[Data extracted from a collection]
————

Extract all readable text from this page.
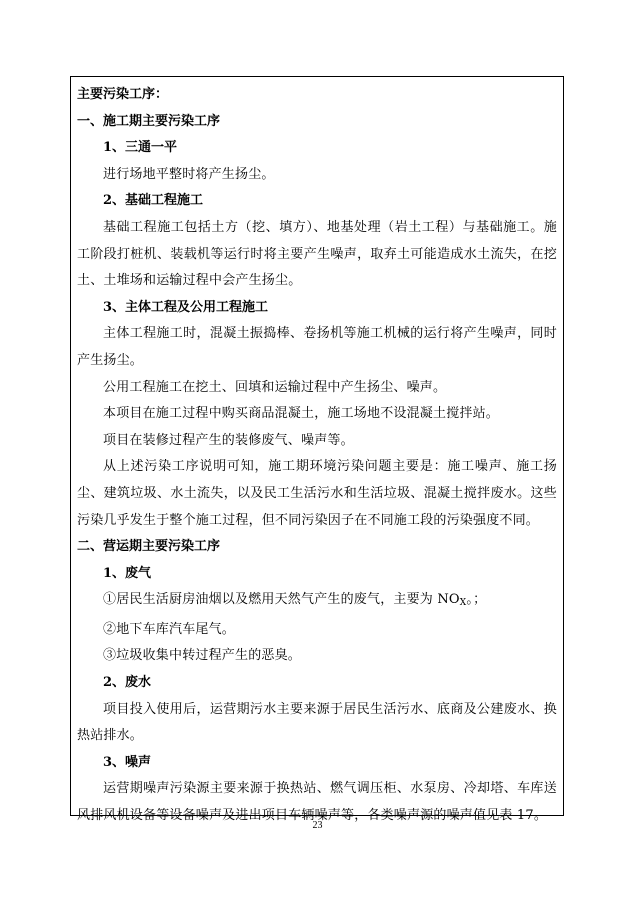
主要污染工序：
一、施工期主要污染工序
1、三通一平
进行场地平整时将产生扬尘。
2、基础工程施工
基础工程施工包括土方（挖、填方）、地基处理（岩土工程）与基础施工。施工阶段打桩机、装载机等运行时将主要产生噪声，取弃土可能造成水土流失，在挖土、土堆场和运输过程中会产生扬尘。
3、主体工程及公用工程施工
主体工程施工时，混凝土振捣棒、卷扬机等施工机械的运行将产生噪声，同时产生扬尘。
公用工程施工在挖土、回填和运输过程中产生扬尘、噪声。
本项目在施工过程中购买商品混凝土，施工场地不设混凝土搅拌站。
项目在装修过程产生的装修废气、噪声等。
从上述污染工序说明可知，施工期环境污染问题主要是：施工噪声、施工扬尘、建筑垃圾、水土流失，以及民工生活污水和生活垃圾、混凝土搅拌废水。这些污染几乎发生于整个施工过程，但不同污染因子在不同施工段的污染强度不同。
二、营运期主要污染工序
1、废气
①居民生活厨房油烟以及燃用天然气产生的废气，主要为 $NO_X$。；
②地下车库汽车尾气。
③垃圾收集中转过程产生的恶臭。
2、废水
项目投入使用后，运营期污水主要来源于居民生活污水、底商及公建废水、换热站排水。
3、噪声
运营期噪声污染源主要来源于换热站、燃气调压柜、水泵房、冷却塔、车库送风排风机设备等设备噪声及进出项目车辆噪声等，各类噪声源的噪声值见表 17。
23
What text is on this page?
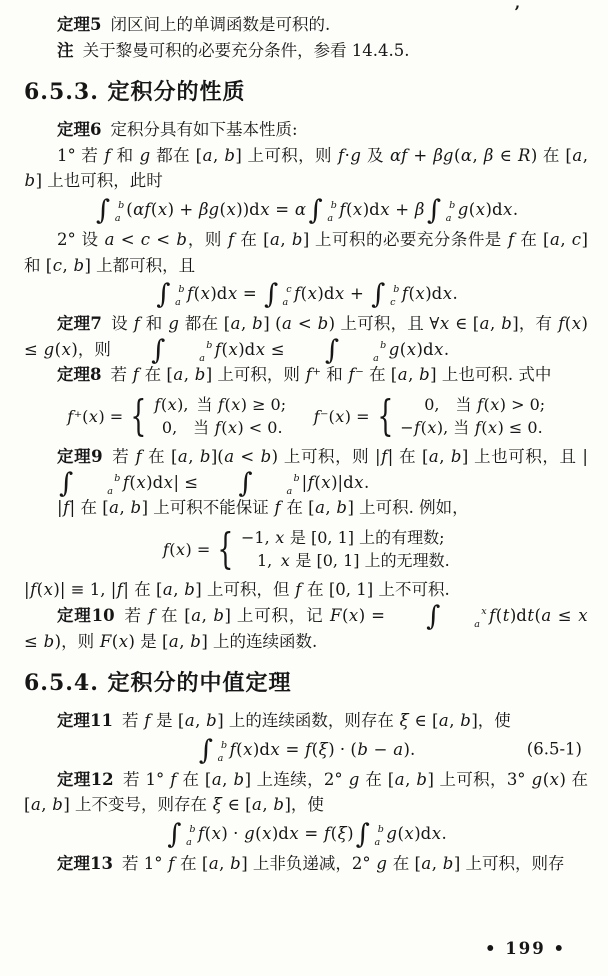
’

定理5 闭区间上的单调函数是可积的.

注 关于黎曼可积的必要充分条件，参看 14.4.5.

6.5.3. 定积分的性质

定理6 定积分具有如下基本性质:

1° 若 f 和 g 都在 [a, b] 上可积，则 f·g 及 αf + βg(α, β ∈ R) 在 [a, b] 上也可积，此时

∫ b
a (αf(x) + βg(x))dx = α ∫ b
a f(x)dx + β ∫ b
a g(x)dx.

2° 设 a < c < b，则 f 在 [a, b] 上可积的必要充分条件是 f 在 [a, c] 和 [c, b] 上都可积，且

∫ b
a f(x)dx = ∫ c
a f(x)dx + ∫ b
c f(x)dx.

定理7 设 f 和 g 都在 [a, b] (a < b) 上可积，且 ∀x ∈ [a, b]，有 f(x) ≤ g(x)，则	∫	b
a f(x)dx ≤	∫	b
a g(x)dx.

定理8 若 f 在 [a, b] 上可积，则 f⁺ 和 f⁻ 在 [a, b] 上也可积. 式中

f⁺(x) = { f(x), 当 f(x) ≥ 0;
 0, 当 f(x) < 0.
f⁻(x) = {   0, 当 f(x) > 0;
−f(x), 当 f(x) ≤ 0.

定理9 若 f 在 [a, b](a < b) 上可积，则 |f| 在 [a, b] 上也可积，且 |
∫	b
a f(x)dx| ≤	∫	b
a |f(x)|dx.

|f| 在 [a, b] 上可积不能保证 f 在 [a, b] 上可积. 例如，

f(x) = { −1, x 是 [0, 1] 上的有理数;
 1, x 是 [0, 1] 上的无理数.

|f(x)| ≡ 1, |f| 在 [a, b] 上可积，但 f 在 [0, 1] 上不可积.

定理10 若 f 在 [a, b] 上可积，记 F(x) =	∫	x
a f(t)dt(a ≤ x ≤ b)，则 F(x) 是 [a, b] 上的连续函数.

6.5.4. 定积分的中值定理

定理11 若 f 是 [a, b] 上的连续函数，则存在 ξ ∈ [a, b]，使

∫ b
a f(x)dx = f(ξ) · (b − a).	(6.5-1)

定理12 若 1° f 在 [a, b] 上连续，2° g 在 [a, b] 上可积，3° g(x) 在 [a, b] 上不变号，则存在 ξ ∈ [a, b]，使

∫ b
a f(x) · g(x)dx = f(ξ) ∫ b
a g(x)dx.

定理13 若 1° f 在 [a, b] 上非负递减，2° g 在 [a, b] 上可积，则存

• 199 •
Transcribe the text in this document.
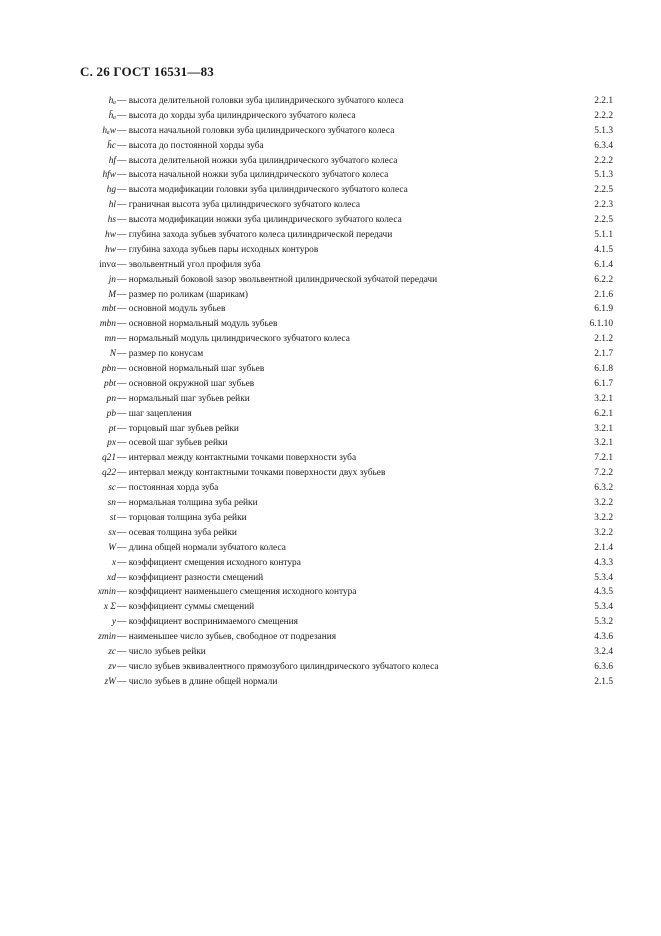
С. 26 ГОСТ 16531—83
hₐ — высота делительной головки зуба цилиндрического зубчатого колеса	2.2.1
h̄ₐ — высота до хорды зуба цилиндрического зубчатого колеса	2.2.2
hₐw — высота начальной головки зуба цилиндрического зубчатого колеса	5.1.3
h̄c — высота до постоянной хорды зуба	6.3.4
hf — высота делительной ножки зуба цилиндрического зубчатого колеса	2.2.2
hfw — высота начальной ножки зуба цилиндрического зубчатого колеса	5.1.3
hg — высота модификации головки зуба цилиндрического зубчатого колеса	2.2.5
hl — граничная высота зуба цилиндрического зубчатого колеса	2.2.3
hs — высота модификации ножки зуба цилиндрического зубчатого колеса	2.2.5
hw — глубина захода зубьев зубчатого колеса цилиндрической передачи	5.1.1
hw — глубина захода зубьев пары исходных контуров	4.1.5
invα — эвольвентный угол профиля зуба	6.1.4
jn — нормальный боковой зазор эвольвентной цилиндрической зубчатой передачи	6.2.2
M — размер по роликам (шарикам)	2.1.6
mbt — основной модуль зубьев	6.1.9
mbn — основной нормальный модуль зубьев	6.1.10
mn — нормальный модуль цилиндрического зубчатого колеса	2.1.2
N — размер по конусам	2.1.7
pbn — основной нормальный шаг зубьев	6.1.8
pbt — основной окружной шаг зубьев	6.1.7
pn — нормальный шаг зубьев рейки	3.2.1
pb — шаг зацепления	6.2.1
pt — торцовый шаг зубьев рейки	3.2.1
px — осевой шаг зубьев рейки	3.2.1
q21 — интервал между контактными точками поверхности зуба	7.2.1
q22 — интервал между контактными точками поверхности двух зубьев	7.2.2
sc — постоянная хорда зуба	6.3.2
sn — нормальная толщина зуба рейки	3.2.2
st — торцовая толщина зуба рейки	3.2.2
sx — осевая толщина зуба рейки	3.2.2
W — длина общей нормали зубчатого колеса	2.1.4
x — коэффициент смещения исходного контура	4.3.3
xd — коэффициент разности смещений	5.3.4
xmin — коэффициент наименьшего смещения исходного контура	4.3.5
x Σ — коэффициент суммы смещений	5.3.4
y — коэффициент воспринимаемого смещения	5.3.2
zmin — наименьшее число зубьев, свободное от подрезания	4.3.6
zc — число зубьев рейки	3.2.4
zv — число зубьев эквивалентного прямозубого цилиндрического зубчатого колеса	6.3.6
zW — число зубьев в длине общей нормали	2.1.5
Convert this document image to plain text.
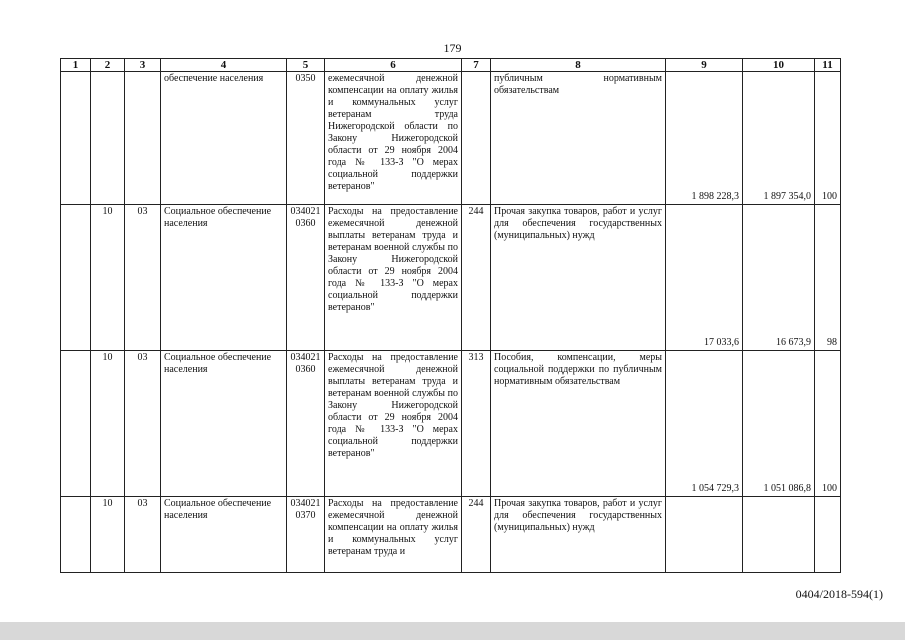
179
1	2	3	4	5	6	7	8	9	10	11
			обеспечение населения	0350	ежемесячной денежной компенсации на оплату жилья и коммунальных услуг ветеранам труда Нижегородской области по Закону Нижегородской области от 29 ноября 2004 года № 133-З "О мерах социальной поддержки ветеранов"		публичным нормативным обязательствам	1 898 228,3	1 897 354,0	100
	10	03	Социальное обеспечение населения	034021 0360	Расходы на предоставление ежемесячной денежной выплаты ветеранам труда и ветеранам военной службы по Закону Нижегородской области от 29 ноября 2004 года № 133-З "О мерах социальной поддержки ветеранов"	244	Прочая закупка товаров, работ и услуг для обеспечения государственных (муниципальных) нужд	17 033,6	16 673,9	98
	10	03	Социальное обеспечение населения	034021 0360	Расходы на предоставление ежемесячной денежной выплаты ветеранам труда и ветеранам военной службы по Закону Нижегородской области от 29 ноября 2004 года № 133-З "О мерах социальной поддержки ветеранов"	313	Пособия, компенсации, меры социальной поддержки по публичным нормативным обязательствам	1 054 729,3	1 051 086,8	100
	10	03	Социальное обеспечение населения	034021 0370	Расходы на предоставление ежемесячной денежной компенсации на оплату жилья и коммунальных услуг ветеранам труда и	244	Прочая закупка товаров, работ и услуг для обеспечения государственных (муниципальных) нужд			
0404/2018-594(1)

————

▶ TASK INSTRUCTIONS
Copy out each line in the listing that has the word "передачи".

▶ COMPLETED EXERCISE
hw — глубина захода зубьев зубчатого колеса цилиндрической передачи	5.1.1
jn — нормальный боковой зазор эвольвентной цилиндрической зубчатой передачи	6.2.2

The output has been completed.